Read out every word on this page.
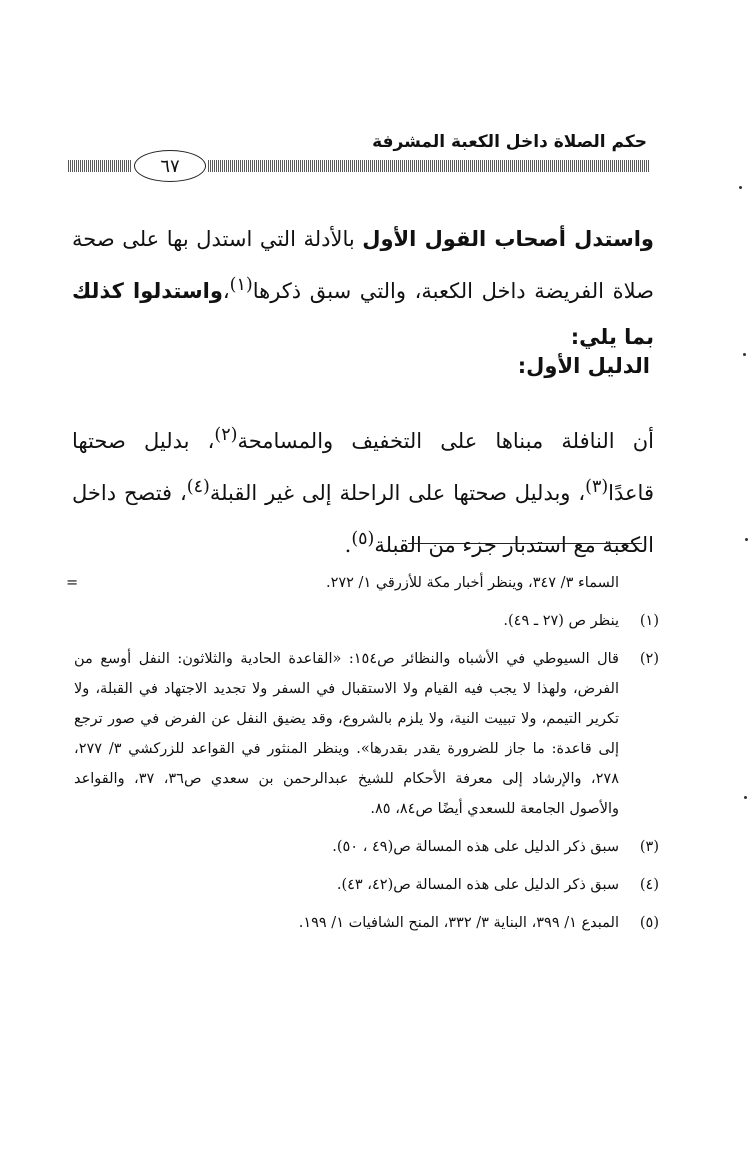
حكم الصلاة داخل الكعبة المشرفة
٦٧

واستدل أصحاب القول الأول بالأدلة التي استدل بها على صحة صلاة الفريضة داخل الكعبة، والتي سبق ذكرها$^{(١)}$،واستدلوا كذلك بما يلي:

الدليل الأول:

أن النافلة مبناها على التخفيف والمسامحة$^{(٢)}$، بدليل صحتها قاعدًا$^{(٣)}$، وبدليل صحتها على الراحلة إلى غير القبلة$^{(٤)}$، فتصح داخل الكعبة مع استدبار جزء من القبلة$^{(٥)}$.

=	السماء ٣/ ٣٤٧، وينظر أخبار مكة للأزرقي ١/ ٢٧٢.
(١)
ينظر ص (٢٧ ـ ٤٩).
(٢)
قال السيوطي في الأشباه والنظائر ص١٥٤: «القاعدة الحادية والثلاثون: النفل أوسع من الفرض، ولهذا لا يجب فيه القيام ولا الاستقبال في السفر ولا تجديد الاجتهاد في القبلة، ولا تكرير التيمم، ولا تبييت النية، ولا يلزم بالشروع، وقد يضيق النفل عن الفرض في صور ترجع إلى قاعدة: ما جاز للضرورة يقدر بقدرها». وينظر المنثور في القواعد للزركشي ٣/ ٢٧٧، ٢٧٨، والإرشاد إلى معرفة الأحكام للشيخ عبدالرحمن بن سعدي ص٣٦، ٣٧، والقواعد والأصول الجامعة للسعدي أيضًا ص٨٤، ٨٥.
(٣)
سبق ذكر الدليل على هذه المسالة ص(٤٩ ، ٥٠).
(٤)
سبق ذكر الدليل على هذه المسالة ص(٤٢، ٤٣).
(٥)
المبدع ١/ ٣٩٩، البناية ٣/ ٣٣٢، المنح الشافيات ١/ ١٩٩.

....

**Exercise instructions:** From the entries above, copy every line containing the word "القبلة".

**Expected output:**
أن النافلة مبناها على التخفيف والمسامحة$^{(٢)}$، بدليل صحتها قاعدًا$^{(٣)}$، وبدليل صحتها على الراحلة إلى غير القبلة$^{(٤)}$، فتصح داخل الكعبة مع استدبار جزء من القبلة$^{(٥)}$.
قال السيوطي في الأشباه والنظائر ص١٥٤: «القاعدة الحادية والثلاثون: النفل أوسع من الفرض، ولهذا لا يجب فيه القيام ولا الاستقبال في السفر ولا تجديد الاجتهاد في القبلة، ولا تكرير التيمم، ولا تبييت النية، ولا يلزم بالشروع، وقد يضيق النفل عن الفرض في صور ترجع إلى قاعدة: ما جاز للضرورة يقدر بقدرها». وينظر المنثور في القواعد للزركشي ٣/ ٢٧٧، ٢٧٨، والإرشاد إلى معرفة الأحكام للشيخ عبدالرحمن بن سعدي ص٣٦، ٣٧، والقواعد والأصول الجامعة للسعدي أيضًا ص٨٤، ٨٥.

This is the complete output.